# [Brief]
Extract, from the records beneath this instruction, each line that contains the word "practices".
-*-*-
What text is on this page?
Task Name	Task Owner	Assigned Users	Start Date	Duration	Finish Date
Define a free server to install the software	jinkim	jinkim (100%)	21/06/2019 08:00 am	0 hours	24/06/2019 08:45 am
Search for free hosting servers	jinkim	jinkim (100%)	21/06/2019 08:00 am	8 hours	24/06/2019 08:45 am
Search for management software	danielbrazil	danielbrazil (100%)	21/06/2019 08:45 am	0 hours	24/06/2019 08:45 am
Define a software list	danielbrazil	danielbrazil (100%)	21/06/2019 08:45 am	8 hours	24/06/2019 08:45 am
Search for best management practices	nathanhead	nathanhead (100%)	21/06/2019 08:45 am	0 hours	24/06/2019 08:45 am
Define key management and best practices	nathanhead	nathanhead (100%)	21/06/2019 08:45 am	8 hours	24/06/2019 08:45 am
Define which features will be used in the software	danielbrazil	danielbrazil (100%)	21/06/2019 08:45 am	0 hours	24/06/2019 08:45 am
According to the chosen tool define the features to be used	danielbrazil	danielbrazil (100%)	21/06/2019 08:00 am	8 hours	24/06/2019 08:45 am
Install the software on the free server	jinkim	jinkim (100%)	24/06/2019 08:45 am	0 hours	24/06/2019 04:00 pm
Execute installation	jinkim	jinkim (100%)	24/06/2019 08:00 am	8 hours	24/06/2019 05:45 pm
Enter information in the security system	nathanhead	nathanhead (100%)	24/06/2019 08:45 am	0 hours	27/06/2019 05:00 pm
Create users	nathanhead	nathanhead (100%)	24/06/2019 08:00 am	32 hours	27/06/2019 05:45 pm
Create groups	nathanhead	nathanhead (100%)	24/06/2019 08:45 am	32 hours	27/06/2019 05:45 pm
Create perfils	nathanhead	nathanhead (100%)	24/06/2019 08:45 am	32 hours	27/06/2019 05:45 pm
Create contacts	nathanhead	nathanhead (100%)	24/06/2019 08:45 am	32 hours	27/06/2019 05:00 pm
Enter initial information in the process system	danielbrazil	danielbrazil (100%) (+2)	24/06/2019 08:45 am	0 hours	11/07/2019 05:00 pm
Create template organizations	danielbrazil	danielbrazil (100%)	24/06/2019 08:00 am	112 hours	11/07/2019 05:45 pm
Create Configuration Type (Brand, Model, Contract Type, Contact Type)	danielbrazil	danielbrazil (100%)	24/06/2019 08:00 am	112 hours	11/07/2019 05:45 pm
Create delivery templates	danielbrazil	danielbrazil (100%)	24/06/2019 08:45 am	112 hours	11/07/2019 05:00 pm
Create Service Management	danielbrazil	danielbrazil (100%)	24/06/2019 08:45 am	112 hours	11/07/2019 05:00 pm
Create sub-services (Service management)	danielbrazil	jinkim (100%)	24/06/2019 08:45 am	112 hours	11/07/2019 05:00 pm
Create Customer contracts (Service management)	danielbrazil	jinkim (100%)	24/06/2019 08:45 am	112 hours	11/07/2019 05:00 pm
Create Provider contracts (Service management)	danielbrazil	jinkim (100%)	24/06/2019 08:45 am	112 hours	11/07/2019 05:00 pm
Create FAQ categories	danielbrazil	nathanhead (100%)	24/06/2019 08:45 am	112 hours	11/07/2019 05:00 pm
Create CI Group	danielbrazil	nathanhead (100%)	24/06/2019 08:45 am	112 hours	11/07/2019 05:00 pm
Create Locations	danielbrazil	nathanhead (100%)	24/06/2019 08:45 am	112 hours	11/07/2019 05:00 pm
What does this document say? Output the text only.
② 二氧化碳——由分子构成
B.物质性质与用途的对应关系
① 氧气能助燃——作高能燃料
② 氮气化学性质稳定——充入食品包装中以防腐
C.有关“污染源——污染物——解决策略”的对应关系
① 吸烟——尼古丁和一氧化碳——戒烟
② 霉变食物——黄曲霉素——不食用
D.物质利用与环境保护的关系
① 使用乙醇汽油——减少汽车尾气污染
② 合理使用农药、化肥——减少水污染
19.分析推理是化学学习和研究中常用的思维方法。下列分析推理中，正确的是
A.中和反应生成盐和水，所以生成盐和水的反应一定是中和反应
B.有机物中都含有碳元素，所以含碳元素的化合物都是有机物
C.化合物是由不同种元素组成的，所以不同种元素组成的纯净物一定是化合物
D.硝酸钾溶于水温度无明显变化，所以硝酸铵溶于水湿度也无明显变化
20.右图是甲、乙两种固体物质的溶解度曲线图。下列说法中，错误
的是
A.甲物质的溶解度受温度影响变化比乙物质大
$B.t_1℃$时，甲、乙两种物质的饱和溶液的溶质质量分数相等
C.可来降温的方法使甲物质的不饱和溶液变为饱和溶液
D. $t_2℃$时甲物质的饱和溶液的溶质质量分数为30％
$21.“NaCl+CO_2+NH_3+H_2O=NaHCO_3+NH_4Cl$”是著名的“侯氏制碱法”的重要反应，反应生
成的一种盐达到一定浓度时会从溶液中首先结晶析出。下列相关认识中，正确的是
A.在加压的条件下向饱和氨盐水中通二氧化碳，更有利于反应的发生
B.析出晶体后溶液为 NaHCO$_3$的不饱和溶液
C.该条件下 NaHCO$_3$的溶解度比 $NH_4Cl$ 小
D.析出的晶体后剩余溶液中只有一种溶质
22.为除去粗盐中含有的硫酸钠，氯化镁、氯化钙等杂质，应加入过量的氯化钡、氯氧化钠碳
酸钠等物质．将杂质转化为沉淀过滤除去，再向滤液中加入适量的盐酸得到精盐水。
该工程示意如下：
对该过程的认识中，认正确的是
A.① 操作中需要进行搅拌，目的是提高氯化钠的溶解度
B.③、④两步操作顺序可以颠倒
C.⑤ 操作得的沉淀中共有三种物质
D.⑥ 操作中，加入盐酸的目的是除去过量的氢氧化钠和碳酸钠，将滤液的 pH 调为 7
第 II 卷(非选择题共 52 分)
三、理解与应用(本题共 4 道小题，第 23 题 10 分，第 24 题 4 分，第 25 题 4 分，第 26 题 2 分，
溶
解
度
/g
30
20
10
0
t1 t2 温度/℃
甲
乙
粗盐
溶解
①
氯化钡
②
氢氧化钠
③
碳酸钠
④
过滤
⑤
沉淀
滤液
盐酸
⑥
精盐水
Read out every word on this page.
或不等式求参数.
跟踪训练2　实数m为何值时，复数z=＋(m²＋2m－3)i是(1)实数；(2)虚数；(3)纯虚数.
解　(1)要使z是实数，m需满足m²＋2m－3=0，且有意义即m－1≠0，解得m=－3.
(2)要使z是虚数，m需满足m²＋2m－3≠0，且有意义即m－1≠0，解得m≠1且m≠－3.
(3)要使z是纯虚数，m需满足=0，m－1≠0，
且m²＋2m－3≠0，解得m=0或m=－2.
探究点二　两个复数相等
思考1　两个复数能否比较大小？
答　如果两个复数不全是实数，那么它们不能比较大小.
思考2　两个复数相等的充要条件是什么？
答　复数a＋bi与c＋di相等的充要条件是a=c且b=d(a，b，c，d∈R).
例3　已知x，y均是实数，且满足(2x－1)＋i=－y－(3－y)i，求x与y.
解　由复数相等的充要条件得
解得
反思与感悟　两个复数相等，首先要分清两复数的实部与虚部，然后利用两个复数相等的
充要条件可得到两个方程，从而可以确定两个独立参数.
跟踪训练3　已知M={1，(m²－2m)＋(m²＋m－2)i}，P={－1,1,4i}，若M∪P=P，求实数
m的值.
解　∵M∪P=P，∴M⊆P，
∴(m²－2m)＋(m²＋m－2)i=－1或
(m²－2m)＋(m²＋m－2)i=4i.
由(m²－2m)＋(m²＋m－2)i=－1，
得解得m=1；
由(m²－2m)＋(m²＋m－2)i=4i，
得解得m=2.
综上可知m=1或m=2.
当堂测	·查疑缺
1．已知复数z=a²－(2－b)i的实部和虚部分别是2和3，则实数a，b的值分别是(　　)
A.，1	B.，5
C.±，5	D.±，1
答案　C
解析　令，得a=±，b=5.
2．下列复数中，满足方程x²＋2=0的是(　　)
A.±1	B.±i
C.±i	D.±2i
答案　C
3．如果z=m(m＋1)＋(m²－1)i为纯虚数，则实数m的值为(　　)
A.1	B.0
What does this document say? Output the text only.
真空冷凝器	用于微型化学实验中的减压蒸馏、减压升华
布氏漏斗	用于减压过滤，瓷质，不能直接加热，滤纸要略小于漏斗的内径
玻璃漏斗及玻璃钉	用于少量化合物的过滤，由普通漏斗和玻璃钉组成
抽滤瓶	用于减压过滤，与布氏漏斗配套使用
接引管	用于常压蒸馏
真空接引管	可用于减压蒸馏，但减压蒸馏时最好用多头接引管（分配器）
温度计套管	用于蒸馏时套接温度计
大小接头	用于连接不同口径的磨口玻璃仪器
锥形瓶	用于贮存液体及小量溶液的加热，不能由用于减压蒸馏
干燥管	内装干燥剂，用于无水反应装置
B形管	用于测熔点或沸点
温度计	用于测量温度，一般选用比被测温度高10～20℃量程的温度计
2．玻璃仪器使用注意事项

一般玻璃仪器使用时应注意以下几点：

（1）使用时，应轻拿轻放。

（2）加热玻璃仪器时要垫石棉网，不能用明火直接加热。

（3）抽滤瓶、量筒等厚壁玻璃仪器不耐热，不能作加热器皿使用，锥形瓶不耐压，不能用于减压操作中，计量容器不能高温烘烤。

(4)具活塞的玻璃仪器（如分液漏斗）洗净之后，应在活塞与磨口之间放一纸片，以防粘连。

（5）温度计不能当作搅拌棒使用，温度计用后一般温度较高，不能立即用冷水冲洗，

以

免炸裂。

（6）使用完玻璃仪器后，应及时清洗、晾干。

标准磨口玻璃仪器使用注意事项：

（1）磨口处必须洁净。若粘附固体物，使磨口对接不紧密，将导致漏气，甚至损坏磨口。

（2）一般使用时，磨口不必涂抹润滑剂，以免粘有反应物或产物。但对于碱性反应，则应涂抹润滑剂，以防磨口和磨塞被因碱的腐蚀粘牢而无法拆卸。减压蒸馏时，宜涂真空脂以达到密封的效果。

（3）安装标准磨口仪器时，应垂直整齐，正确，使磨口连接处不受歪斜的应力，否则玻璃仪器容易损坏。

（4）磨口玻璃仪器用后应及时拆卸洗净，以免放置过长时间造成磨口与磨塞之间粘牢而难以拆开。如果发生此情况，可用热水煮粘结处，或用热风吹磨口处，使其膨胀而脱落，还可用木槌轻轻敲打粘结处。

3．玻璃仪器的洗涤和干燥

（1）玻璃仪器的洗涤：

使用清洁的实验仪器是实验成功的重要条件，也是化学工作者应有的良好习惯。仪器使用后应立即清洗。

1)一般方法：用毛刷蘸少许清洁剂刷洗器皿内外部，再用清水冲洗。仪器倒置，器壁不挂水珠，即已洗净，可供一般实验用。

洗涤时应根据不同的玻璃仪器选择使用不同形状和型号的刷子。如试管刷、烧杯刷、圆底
-*-*-
# [Response below]
Search for best management practices	nathanhead	nathanhead (100%)	21/06/2019 08:45 am	0 hours	24/06/2019 08:45 am
Define key management and best practices	nathanhead	nathanhead (100%)	21/06/2019 08:45 am	8 hours	24/06/2019 08:45 am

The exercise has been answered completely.